→ DIRECTIONS
Would you pull out every line of the material that contains the string "Зависимости"?

→ PROVIDED DATA
★ ★ ★

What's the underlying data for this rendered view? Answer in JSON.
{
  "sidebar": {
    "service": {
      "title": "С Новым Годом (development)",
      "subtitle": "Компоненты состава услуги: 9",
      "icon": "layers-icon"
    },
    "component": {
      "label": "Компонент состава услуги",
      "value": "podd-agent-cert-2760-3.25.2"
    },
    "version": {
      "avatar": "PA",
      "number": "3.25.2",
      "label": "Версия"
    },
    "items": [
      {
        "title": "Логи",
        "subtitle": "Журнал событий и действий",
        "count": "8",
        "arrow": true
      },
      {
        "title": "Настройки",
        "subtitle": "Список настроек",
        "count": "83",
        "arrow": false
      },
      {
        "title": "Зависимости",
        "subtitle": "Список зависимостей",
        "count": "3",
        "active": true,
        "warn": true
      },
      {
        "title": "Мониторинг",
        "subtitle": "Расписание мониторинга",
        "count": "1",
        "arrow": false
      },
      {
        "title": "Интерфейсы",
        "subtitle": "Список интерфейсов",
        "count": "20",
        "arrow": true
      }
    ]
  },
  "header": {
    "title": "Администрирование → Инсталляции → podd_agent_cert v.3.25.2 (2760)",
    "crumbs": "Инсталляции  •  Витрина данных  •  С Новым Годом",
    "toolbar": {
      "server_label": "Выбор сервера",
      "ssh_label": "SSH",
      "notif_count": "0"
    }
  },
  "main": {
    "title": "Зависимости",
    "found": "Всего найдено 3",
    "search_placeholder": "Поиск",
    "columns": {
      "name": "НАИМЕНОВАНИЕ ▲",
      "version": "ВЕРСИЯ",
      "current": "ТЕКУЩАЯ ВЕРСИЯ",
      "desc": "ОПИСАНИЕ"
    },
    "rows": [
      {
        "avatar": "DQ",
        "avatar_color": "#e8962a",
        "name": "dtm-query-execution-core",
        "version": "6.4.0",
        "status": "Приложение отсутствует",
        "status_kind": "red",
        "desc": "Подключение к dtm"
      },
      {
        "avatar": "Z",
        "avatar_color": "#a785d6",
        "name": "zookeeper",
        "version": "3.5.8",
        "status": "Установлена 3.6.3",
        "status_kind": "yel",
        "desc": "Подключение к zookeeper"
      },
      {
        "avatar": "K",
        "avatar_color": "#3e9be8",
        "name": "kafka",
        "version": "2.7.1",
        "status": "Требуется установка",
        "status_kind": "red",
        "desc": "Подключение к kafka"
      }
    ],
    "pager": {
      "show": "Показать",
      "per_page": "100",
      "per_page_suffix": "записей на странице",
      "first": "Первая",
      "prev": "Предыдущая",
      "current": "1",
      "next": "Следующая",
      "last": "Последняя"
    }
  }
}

★ ★ ★

→ ANSWER TO THE EXERCISE
        "title": "Зависимости",
    "title": "Зависимости",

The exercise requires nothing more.